* What the task requires *
Restate the whole listing exactly.

* Supplied data *
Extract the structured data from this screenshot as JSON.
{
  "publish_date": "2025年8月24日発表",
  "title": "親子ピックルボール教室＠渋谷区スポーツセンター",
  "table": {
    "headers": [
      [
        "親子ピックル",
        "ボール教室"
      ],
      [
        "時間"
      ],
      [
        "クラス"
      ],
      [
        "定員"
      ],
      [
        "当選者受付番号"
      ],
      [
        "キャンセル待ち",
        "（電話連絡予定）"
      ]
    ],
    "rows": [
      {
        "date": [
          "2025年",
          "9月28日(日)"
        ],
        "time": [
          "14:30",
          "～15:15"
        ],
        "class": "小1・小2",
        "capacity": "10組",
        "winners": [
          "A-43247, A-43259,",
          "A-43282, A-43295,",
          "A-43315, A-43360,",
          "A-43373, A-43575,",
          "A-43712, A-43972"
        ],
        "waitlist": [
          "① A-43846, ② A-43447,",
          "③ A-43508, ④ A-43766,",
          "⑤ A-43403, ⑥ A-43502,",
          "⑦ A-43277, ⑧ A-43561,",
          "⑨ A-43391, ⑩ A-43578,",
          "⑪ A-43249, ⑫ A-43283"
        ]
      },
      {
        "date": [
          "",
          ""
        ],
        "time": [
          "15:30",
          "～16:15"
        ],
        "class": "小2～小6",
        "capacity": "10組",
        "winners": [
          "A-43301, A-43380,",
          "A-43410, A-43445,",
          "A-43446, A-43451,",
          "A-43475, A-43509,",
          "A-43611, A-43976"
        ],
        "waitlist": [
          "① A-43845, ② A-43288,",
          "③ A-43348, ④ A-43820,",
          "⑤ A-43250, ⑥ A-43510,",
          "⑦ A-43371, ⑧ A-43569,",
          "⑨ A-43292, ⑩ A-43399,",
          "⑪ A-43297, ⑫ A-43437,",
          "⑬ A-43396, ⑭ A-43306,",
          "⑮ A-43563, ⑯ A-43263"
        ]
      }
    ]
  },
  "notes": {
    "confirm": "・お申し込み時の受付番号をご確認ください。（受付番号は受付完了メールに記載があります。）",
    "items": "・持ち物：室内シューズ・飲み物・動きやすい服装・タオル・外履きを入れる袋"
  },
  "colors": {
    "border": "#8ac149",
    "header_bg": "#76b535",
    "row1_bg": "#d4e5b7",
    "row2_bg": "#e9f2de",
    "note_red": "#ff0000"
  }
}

* Solved exercise *
Extract the structured data from this screenshot as JSON.
{
  "publish_date": "2025年8月24日発表",
  "title": "親子ピックルボール教室＠渋谷区スポーツセンター",
  "table": {
    "headers": [
      [
        "親子ピックル",
        "ボール教室"
      ],
      [
        "時間"
      ],
      [
        "クラス"
      ],
      [
        "定員"
      ],
      [
        "当選者受付番号"
      ],
      [
        "キャンセル待ち",
        "（電話連絡予定）"
      ]
    ],
    "rows": [
      {
        "date": [
          "2025年",
          "9月28日(日)"
        ],
        "time": [
          "14:30",
          "～15:15"
        ],
        "class": "小1・小2",
        "capacity": "10組",
        "winners": [
          "A-43247, A-43259,",
          "A-43282, A-43295,",
          "A-43315, A-43360,",
          "A-43373, A-43575,",
          "A-43712, A-43972"
        ],
        "waitlist": [
          "① A-43846, ② A-43447,",
          "③ A-43508, ④ A-43766,",
          "⑤ A-43403, ⑥ A-43502,",
          "⑦ A-43277, ⑧ A-43561,",
          "⑨ A-43391, ⑩ A-43578,",
          "⑪ A-43249, ⑫ A-43283"
        ]
      },
      {
        "date": [
          "",
          ""
        ],
        "time": [
          "15:30",
          "～16:15"
        ],
        "class": "小2～小6",
        "capacity": "10組",
        "winners": [
          "A-43301, A-43380,",
          "A-43410, A-43445,",
          "A-43446, A-43451,",
          "A-43475, A-43509,",
          "A-43611, A-43976"
        ],
        "waitlist": [
          "① A-43845, ② A-43288,",
          "③ A-43348, ④ A-43820,",
          "⑤ A-43250, ⑥ A-43510,",
          "⑦ A-43371, ⑧ A-43569,",
          "⑨ A-43292, ⑩ A-43399,",
          "⑪ A-43297, ⑫ A-43437,",
          "⑬ A-43396, ⑭ A-43306,",
          "⑮ A-43563, ⑯ A-43263"
        ]
      }
    ]
  },
  "notes": {
    "confirm": "・お申し込み時の受付番号をご確認ください。（受付番号は受付完了メールに記載があります。）",
    "items": "・持ち物：室内シューズ・飲み物・動きやすい服装・タオル・外履きを入れる袋"
  },
  "colors": {
    "border": "#8ac149",
    "header_bg": "#76b535",
    "row1_bg": "#d4e5b7",
    "row2_bg": "#e9f2de",
    "note_red": "#ff0000"
  }
}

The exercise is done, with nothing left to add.